**Exercise task**
Present the data once more in exactly its original form.

**Recorded information**

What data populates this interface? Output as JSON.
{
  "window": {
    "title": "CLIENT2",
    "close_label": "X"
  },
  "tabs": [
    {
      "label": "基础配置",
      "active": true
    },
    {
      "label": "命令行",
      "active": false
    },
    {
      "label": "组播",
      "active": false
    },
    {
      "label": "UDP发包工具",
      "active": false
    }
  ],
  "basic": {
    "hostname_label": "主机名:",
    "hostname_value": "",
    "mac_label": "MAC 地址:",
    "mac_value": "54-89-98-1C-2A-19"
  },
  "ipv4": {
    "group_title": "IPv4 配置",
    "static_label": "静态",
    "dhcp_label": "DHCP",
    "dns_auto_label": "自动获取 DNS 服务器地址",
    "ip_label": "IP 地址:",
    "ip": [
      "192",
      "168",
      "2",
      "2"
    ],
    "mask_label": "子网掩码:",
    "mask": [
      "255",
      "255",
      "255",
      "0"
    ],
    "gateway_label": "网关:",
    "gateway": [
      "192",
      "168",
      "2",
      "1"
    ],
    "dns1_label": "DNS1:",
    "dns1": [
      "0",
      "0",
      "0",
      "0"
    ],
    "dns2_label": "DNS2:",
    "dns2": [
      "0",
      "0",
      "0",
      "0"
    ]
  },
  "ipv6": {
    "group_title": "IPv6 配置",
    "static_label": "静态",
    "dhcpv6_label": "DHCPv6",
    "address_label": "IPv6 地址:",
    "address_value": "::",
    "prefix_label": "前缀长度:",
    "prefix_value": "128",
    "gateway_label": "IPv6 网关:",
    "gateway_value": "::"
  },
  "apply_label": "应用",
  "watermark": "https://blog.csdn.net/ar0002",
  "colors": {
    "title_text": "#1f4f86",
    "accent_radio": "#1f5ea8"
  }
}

**Problem solution**
What data populates this interface? Output as JSON.
{
  "window": {
    "title": "CLIENT2",
    "close_label": "X"
  },
  "tabs": [
    {
      "label": "基础配置",
      "active": true
    },
    {
      "label": "命令行",
      "active": false
    },
    {
      "label": "组播",
      "active": false
    },
    {
      "label": "UDP发包工具",
      "active": false
    }
  ],
  "basic": {
    "hostname_label": "主机名:",
    "hostname_value": "",
    "mac_label": "MAC 地址:",
    "mac_value": "54-89-98-1C-2A-19"
  },
  "ipv4": {
    "group_title": "IPv4 配置",
    "static_label": "静态",
    "dhcp_label": "DHCP",
    "dns_auto_label": "自动获取 DNS 服务器地址",
    "ip_label": "IP 地址:",
    "ip": [
      "192",
      "168",
      "2",
      "2"
    ],
    "mask_label": "子网掩码:",
    "mask": [
      "255",
      "255",
      "255",
      "0"
    ],
    "gateway_label": "网关:",
    "gateway": [
      "192",
      "168",
      "2",
      "1"
    ],
    "dns1_label": "DNS1:",
    "dns1": [
      "0",
      "0",
      "0",
      "0"
    ],
    "dns2_label": "DNS2:",
    "dns2": [
      "0",
      "0",
      "0",
      "0"
    ]
  },
  "ipv6": {
    "group_title": "IPv6 配置",
    "static_label": "静态",
    "dhcpv6_label": "DHCPv6",
    "address_label": "IPv6 地址:",
    "address_value": "::",
    "prefix_label": "前缀长度:",
    "prefix_value": "128",
    "gateway_label": "IPv6 网关:",
    "gateway_value": "::"
  },
  "apply_label": "应用",
  "watermark": "https://blog.csdn.net/ar0002",
  "colors": {
    "title_text": "#1f4f86",
    "accent_radio": "#1f5ea8"
  }
}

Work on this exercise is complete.